Data -
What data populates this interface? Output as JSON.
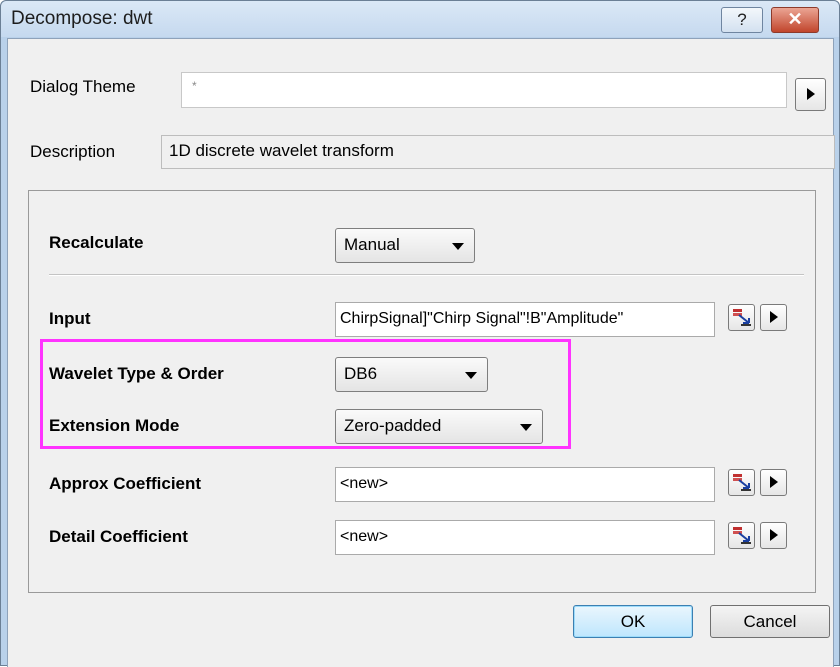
{
  "window": {
    "title": "Decompose: dwt",
    "help_label": "?",
    "close_label": "✕"
  },
  "dialog_theme": {
    "label": "Dialog Theme",
    "value": "*"
  },
  "description": {
    "label": "Description",
    "value": "1D discrete wavelet transform"
  },
  "params": {
    "recalculate": {
      "label": "Recalculate",
      "value": "Manual"
    },
    "input": {
      "label": "Input",
      "value": "ChirpSignal]\"Chirp Signal\"!B\"Amplitude\""
    },
    "wavelet": {
      "label": "Wavelet Type & Order",
      "value": "DB6"
    },
    "extension": {
      "label": "Extension Mode",
      "value": "Zero-padded"
    },
    "approx": {
      "label": "Approx Coefficient",
      "value": "<new>"
    },
    "detail": {
      "label": "Detail Coefficient",
      "value": "<new>"
    }
  },
  "buttons": {
    "ok": "OK",
    "cancel": "Cancel"
  },
  "colors": {
    "highlight": "#ff33ff",
    "titlebar": "#c5d9ef",
    "close_button": "#c1452c"
  }
}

What needs to be done - Set every line down exactly as written, leaving each picture out.

Solution below -
What data populates this interface? Output as JSON.
{
  "window": {
    "title": "Decompose: dwt",
    "help_label": "?",
    "close_label": "✕"
  },
  "dialog_theme": {
    "label": "Dialog Theme",
    "value": "*"
  },
  "description": {
    "label": "Description",
    "value": "1D discrete wavelet transform"
  },
  "params": {
    "recalculate": {
      "label": "Recalculate",
      "value": "Manual"
    },
    "input": {
      "label": "Input",
      "value": "ChirpSignal]\"Chirp Signal\"!B\"Amplitude\""
    },
    "wavelet": {
      "label": "Wavelet Type & Order",
      "value": "DB6"
    },
    "extension": {
      "label": "Extension Mode",
      "value": "Zero-padded"
    },
    "approx": {
      "label": "Approx Coefficient",
      "value": "<new>"
    },
    "detail": {
      "label": "Detail Coefficient",
      "value": "<new>"
    }
  },
  "buttons": {
    "ok": "OK",
    "cancel": "Cancel"
  },
  "colors": {
    "highlight": "#ff33ff",
    "titlebar": "#c5d9ef",
    "close_button": "#c1452c"
  }
}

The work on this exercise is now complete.